WRITTEN TASK =>
Return each line of the entries below word for word, in the same order.

DATA SHOWN =>
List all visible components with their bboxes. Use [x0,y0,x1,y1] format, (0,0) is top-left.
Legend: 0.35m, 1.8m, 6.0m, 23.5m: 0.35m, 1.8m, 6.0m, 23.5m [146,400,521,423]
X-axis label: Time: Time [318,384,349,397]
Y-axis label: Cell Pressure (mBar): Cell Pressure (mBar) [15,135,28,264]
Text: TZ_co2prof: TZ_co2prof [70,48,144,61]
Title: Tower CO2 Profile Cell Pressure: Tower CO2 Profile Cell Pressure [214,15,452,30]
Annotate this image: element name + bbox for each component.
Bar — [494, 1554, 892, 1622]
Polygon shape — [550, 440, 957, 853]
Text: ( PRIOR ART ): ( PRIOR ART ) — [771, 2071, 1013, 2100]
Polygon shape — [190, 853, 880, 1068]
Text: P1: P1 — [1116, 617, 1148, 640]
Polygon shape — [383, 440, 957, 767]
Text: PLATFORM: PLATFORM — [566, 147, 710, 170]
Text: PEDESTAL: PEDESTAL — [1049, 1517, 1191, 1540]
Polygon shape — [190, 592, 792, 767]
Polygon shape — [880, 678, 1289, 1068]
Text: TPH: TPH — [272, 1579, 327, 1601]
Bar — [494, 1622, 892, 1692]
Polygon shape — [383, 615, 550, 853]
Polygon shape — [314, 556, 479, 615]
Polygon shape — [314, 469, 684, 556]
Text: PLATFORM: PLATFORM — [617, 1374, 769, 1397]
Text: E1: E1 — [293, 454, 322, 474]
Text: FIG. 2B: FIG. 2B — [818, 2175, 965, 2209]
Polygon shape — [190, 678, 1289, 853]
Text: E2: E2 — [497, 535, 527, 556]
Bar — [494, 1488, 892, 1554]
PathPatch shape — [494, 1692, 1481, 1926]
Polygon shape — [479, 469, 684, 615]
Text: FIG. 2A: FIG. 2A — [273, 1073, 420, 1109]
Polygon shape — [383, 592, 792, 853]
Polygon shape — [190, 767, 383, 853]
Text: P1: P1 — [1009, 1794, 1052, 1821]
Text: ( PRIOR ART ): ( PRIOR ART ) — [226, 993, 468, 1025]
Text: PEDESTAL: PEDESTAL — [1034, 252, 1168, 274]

COMPLETE RESPONSE =>
List all visible components with their bboxes. Use [x0,y0,x1,y1] format, (0,0) is top-left.
Legend: 0.35m, 1.8m, 6.0m, 23.5m: 0.35m, 1.8m, 6.0m, 23.5m [146,400,521,423]
X-axis label: Time: Time [318,384,349,397]
Y-axis label: Cell Pressure (mBar): Cell Pressure (mBar) [15,135,28,264]
Text: TZ_co2prof: TZ_co2prof [70,48,144,61]
Title: Tower CO2 Profile Cell Pressure: Tower CO2 Profile Cell Pressure [214,15,452,30]
Annotate this image: element name + bbox for each component.
Bar — [494, 1554, 892, 1622]
Polygon shape — [550, 440, 957, 853]
Text: ( PRIOR ART ): ( PRIOR ART ) — [771, 2071, 1013, 2100]
Polygon shape — [190, 853, 880, 1068]
Text: P1: P1 — [1116, 617, 1148, 640]
Polygon shape — [383, 440, 957, 767]
Text: PLATFORM: PLATFORM — [566, 147, 710, 170]
Text: PEDESTAL: PEDESTAL — [1049, 1517, 1191, 1540]
Polygon shape — [190, 592, 792, 767]
Polygon shape — [880, 678, 1289, 1068]
Text: TPH: TPH — [272, 1579, 327, 1601]
Bar — [494, 1622, 892, 1692]
Polygon shape — [383, 615, 550, 853]
Polygon shape — [314, 556, 479, 615]
Polygon shape — [314, 469, 684, 556]
Text: PLATFORM: PLATFORM — [617, 1374, 769, 1397]
Text: E1: E1 — [293, 454, 322, 474]
Text: FIG. 2B: FIG. 2B — [818, 2175, 965, 2209]
Polygon shape — [190, 678, 1289, 853]
Text: E2: E2 — [497, 535, 527, 556]
Bar — [494, 1488, 892, 1554]
PathPatch shape — [494, 1692, 1481, 1926]
Polygon shape — [479, 469, 684, 615]
Text: FIG. 2A: FIG. 2A — [273, 1073, 420, 1109]
Polygon shape — [383, 592, 792, 853]
Polygon shape — [190, 767, 383, 853]
Text: P1: P1 — [1009, 1794, 1052, 1821]
Text: ( PRIOR ART ): ( PRIOR ART ) — [226, 993, 468, 1025]
Text: PEDESTAL: PEDESTAL — [1034, 252, 1168, 274]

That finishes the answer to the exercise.